#### What to do
Search the material for the string "name" and copy each line where it occurs.

#### Supplied records
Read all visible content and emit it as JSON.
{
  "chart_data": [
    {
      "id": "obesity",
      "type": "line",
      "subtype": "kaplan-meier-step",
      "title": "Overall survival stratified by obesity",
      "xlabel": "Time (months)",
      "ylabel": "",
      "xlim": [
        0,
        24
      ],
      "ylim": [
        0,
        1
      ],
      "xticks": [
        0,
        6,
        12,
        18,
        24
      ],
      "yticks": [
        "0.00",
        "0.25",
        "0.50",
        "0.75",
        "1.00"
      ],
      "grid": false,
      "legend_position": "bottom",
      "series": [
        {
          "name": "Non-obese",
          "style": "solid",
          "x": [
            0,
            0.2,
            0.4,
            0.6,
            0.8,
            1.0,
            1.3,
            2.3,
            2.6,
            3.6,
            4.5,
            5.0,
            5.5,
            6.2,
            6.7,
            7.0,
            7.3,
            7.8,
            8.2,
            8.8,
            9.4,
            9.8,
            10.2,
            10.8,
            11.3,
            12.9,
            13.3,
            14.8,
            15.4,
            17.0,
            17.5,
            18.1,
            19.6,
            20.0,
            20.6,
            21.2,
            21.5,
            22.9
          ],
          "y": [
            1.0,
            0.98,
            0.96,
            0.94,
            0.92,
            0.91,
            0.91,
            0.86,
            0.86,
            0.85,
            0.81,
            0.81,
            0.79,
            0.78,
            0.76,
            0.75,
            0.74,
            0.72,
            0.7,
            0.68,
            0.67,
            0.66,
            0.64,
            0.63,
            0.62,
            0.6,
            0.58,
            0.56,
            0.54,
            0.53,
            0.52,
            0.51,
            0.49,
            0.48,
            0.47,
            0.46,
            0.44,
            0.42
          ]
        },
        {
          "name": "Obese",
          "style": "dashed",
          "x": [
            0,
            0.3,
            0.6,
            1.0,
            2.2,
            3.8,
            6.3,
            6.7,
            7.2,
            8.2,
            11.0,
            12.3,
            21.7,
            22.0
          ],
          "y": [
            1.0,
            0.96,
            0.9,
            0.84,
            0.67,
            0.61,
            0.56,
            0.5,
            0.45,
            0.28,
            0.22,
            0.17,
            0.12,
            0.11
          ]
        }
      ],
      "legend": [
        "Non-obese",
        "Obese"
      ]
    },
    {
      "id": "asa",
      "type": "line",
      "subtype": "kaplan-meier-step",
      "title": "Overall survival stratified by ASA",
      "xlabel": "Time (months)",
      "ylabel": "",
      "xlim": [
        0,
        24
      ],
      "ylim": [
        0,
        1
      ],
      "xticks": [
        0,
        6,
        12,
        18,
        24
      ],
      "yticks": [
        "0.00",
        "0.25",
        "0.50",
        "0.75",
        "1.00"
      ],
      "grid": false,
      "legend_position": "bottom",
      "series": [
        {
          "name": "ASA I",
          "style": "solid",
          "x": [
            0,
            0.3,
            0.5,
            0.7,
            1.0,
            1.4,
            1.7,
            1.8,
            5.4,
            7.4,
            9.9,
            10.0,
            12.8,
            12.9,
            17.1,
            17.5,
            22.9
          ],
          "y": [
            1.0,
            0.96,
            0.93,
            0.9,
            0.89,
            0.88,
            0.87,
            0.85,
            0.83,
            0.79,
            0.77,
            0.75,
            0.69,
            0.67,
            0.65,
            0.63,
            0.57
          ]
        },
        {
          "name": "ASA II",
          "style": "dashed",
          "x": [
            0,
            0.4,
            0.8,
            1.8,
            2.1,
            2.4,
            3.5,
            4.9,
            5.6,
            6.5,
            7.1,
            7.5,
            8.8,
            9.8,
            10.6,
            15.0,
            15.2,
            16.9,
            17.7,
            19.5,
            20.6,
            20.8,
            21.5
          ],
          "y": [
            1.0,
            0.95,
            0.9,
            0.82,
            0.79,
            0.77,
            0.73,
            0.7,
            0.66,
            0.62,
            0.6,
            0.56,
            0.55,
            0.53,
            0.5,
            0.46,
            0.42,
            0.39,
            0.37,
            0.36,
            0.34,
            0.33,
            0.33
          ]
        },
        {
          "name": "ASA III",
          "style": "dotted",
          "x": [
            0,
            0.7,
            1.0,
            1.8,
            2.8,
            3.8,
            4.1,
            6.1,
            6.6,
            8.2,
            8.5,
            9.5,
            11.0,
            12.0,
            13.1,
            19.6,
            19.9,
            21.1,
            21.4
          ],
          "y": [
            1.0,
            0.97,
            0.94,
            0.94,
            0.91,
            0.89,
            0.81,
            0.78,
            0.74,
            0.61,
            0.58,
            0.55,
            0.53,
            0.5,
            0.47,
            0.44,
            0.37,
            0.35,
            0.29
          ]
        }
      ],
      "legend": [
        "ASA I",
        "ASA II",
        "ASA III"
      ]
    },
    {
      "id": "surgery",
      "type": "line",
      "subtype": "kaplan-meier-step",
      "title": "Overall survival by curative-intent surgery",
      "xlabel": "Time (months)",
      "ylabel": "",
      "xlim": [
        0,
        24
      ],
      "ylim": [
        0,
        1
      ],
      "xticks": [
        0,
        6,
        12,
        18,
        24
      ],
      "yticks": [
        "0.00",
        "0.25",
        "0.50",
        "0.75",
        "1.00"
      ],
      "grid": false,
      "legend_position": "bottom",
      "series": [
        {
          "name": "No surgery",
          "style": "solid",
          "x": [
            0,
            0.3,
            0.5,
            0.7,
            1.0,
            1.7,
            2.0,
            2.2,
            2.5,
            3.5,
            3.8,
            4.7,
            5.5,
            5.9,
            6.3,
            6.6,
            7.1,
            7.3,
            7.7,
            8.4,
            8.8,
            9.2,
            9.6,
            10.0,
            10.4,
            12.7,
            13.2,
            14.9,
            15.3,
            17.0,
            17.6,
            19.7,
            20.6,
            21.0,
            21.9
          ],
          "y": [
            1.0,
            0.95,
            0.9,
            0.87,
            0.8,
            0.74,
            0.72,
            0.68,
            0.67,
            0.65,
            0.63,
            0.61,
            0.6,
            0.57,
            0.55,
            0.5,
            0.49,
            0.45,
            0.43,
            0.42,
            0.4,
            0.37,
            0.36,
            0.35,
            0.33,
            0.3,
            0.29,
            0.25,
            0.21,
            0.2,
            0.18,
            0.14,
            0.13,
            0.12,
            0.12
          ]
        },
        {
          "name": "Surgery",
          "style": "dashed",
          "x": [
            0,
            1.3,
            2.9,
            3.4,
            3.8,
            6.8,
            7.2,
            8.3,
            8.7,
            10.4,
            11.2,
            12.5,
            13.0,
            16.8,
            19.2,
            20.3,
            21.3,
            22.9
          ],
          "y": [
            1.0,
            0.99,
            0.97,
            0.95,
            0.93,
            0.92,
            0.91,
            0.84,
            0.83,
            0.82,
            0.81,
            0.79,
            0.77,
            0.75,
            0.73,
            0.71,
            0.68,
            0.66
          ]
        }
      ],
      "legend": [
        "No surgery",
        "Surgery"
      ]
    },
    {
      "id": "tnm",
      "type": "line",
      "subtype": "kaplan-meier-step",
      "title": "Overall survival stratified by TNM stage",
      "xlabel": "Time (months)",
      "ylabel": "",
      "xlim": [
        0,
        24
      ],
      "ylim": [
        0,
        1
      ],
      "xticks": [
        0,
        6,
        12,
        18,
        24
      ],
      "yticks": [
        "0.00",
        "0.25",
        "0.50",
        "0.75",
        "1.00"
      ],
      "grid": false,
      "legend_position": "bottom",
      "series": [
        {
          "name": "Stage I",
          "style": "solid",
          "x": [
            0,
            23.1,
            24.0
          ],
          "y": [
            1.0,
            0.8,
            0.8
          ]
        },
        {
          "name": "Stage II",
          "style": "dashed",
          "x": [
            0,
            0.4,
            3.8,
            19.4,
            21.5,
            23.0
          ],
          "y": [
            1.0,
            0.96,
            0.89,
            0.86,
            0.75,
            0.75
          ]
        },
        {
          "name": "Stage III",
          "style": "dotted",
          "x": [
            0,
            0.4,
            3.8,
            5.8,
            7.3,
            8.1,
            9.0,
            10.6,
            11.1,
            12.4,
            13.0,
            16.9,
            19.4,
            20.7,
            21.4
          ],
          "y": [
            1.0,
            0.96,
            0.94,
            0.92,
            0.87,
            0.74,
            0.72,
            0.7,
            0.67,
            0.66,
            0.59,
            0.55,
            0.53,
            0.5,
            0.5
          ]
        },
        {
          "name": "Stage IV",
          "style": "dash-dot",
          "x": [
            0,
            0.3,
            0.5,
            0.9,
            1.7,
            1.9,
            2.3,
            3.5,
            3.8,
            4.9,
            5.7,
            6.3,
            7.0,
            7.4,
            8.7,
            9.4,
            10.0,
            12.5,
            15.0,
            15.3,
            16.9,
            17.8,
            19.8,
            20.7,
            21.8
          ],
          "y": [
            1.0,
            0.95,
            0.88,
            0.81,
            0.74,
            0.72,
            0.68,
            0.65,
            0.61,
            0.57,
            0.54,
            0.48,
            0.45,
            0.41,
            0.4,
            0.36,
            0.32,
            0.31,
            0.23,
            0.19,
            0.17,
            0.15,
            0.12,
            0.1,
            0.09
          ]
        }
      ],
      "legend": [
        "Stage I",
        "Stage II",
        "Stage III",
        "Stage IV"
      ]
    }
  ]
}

#### Written response
          "name": "Non-obese",
          "name": "Obese",
          "name": "ASA I",
          "name": "ASA II",
          "name": "ASA III",
          "name": "No surgery",
          "name": "Surgery",
          "name": "Stage I",
          "name": "Stage II",
          "name": "Stage III",
          "name": "Stage IV",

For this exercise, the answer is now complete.